→ Text extract:
════════════════════

In the wake of the CJEU 'Schrems' decision, many organisations find themselves in the eye of the storm but with no clear course to navigate. Ultimately, the solution to personal data transfers to the US (i.e. Safe Harbour 2.0) needs to be hammered out by politicians. In the meantime, many organisations must decide whether to sit tight and wait for the storm to pass (and hope for the best) or to batten down the hatches as best they can.
Jump to our action points for organisations exporting personal data out of the European Economic Area (EEA) here.
Deciding what to do next will be a risk-based decision that pivots around factors such as the nature of the personal data being transferred outside of the EEA country and the size and nature of the organisation.
The Article 29 Working Party's statement of 16 October and the European Commission's opinion of 6 November (see more on this below) are key to deciding what to do next.
Various opinions from national data protection regulators have also been issued and these will also be important when deciding on next steps/priorities for personal data flows from particular EEA countries. These regulator statements are crucial for understanding which regulators will take a less 'sanguine' approach than others. In this update we give an overview of two contrasting approaches (UK and Germany).
Working Party Statement of 16 October
The Schrems invalidation of Safe Harbour had immediate effect and allowed no transition period, which immediately rendered personal data transfers to the US solely based on Safe Harbour unlawful.
The Article 29 Working Party (the "Working Party"), an independent advisory board of representatives from the data protection authorities of the EU Member States, initially released a press release on 6 October announcing the decision of the Court of Justice of the European Union (CJEU) and indicating that it will enter into a round of discussions. The Working Party then followed up with a statement on 16 October indicating that national data protection regulators will allow a short 'reprieve' until the end of January 2016 to allow data exporters to put in place alternative arrangements.
Their 16 October statement also called for a solution-finding process to enable personal data transfers to the US in a way that addresses the CJEU's criticisms in the Schrems decision. In essence, the downfall of Safe Harbour was the perceived lack of respect for the fundamental rights and remedies of EEA citizens once their personal data found its way into the hands of government bodies through wide rights of surveillance. Further detail can be found in our update on the Schrems case.
On the upside, organisations have been granted a period of reprieve, but on the downside it was also revealed that this is the calm before the storm. This reprieve is a limited period in which to get prepared. The Working Party went on to express the commitment of the European data protection authorities to initiate coordinated enforcement proceedings should no solution with the US authorities be found by 31 January 2016.
Safe Harbour 2.0 is definitely on the cards and efforts have been renewed to finalise the '13 point plan' for Safe Harbour. But is it likely that Safe Harbour 2.0 will have been resurrected like a phoenix from the ashes by January 2016? Although the European Commission's communication of 6 November (more of which below) is helpful and hopeful, in reality having a fully agreed and implemented Safe Harbour 2.0 by the end of January 2016 is overly optimistic.

════════════════════

→ Data provided:
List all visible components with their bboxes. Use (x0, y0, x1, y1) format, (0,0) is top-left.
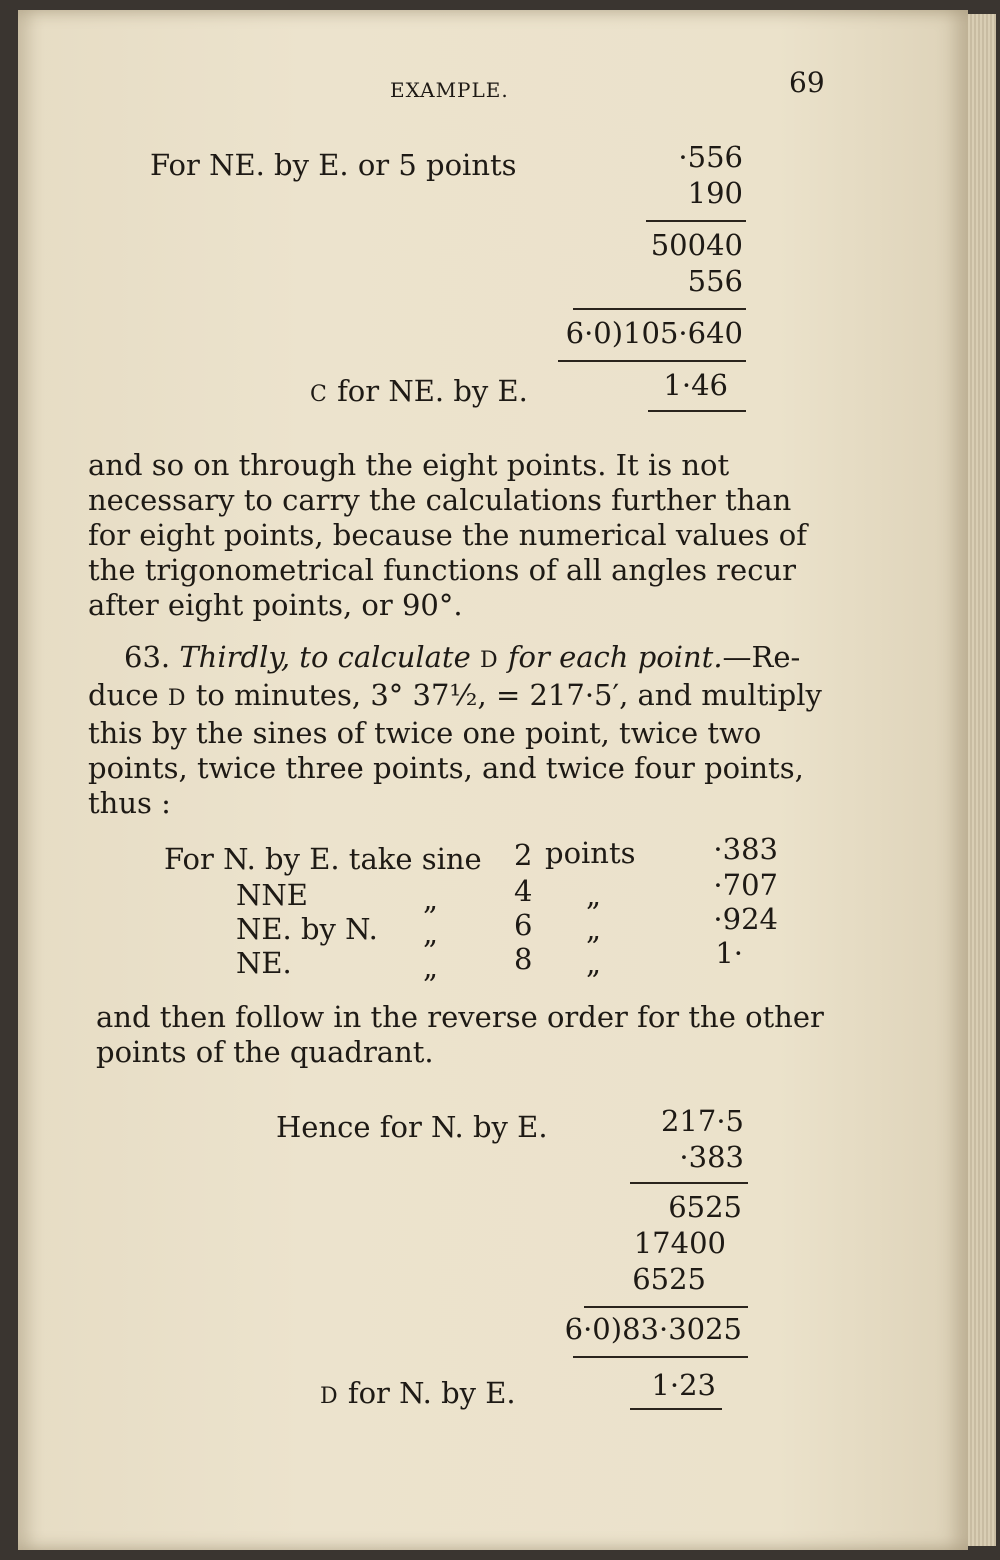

════════════════════

→ Task list:
[A] Reproduce word for word the passage of the Safe Harbour text from "Working Party Statement" up to and including "Safe Harbour unlawful.".
[B] Answer these questions using the Safe Harbour text.
(i) On what date did the Article 29 Working Party first release a press release announcing the CJEU decision?
(ii) Until when did national data protection regulators allow a reprieve for data exporters to put alternative arrangements in place?
(iii) Which two countries' contrasting approaches does the update give an overview of?
The material shown above comes from a separate source.

→ Answers by task:
[A]
Working Party Statement of 16 October
The Schrems invalidation of Safe Harbour had immediate effect and allowed no transition period, which immediately rendered personal data transfers to the US solely based on Safe Harbour unlawful.

[B]
(i) 6 October
(ii) The end of January 2016
(iii) The UK and Germany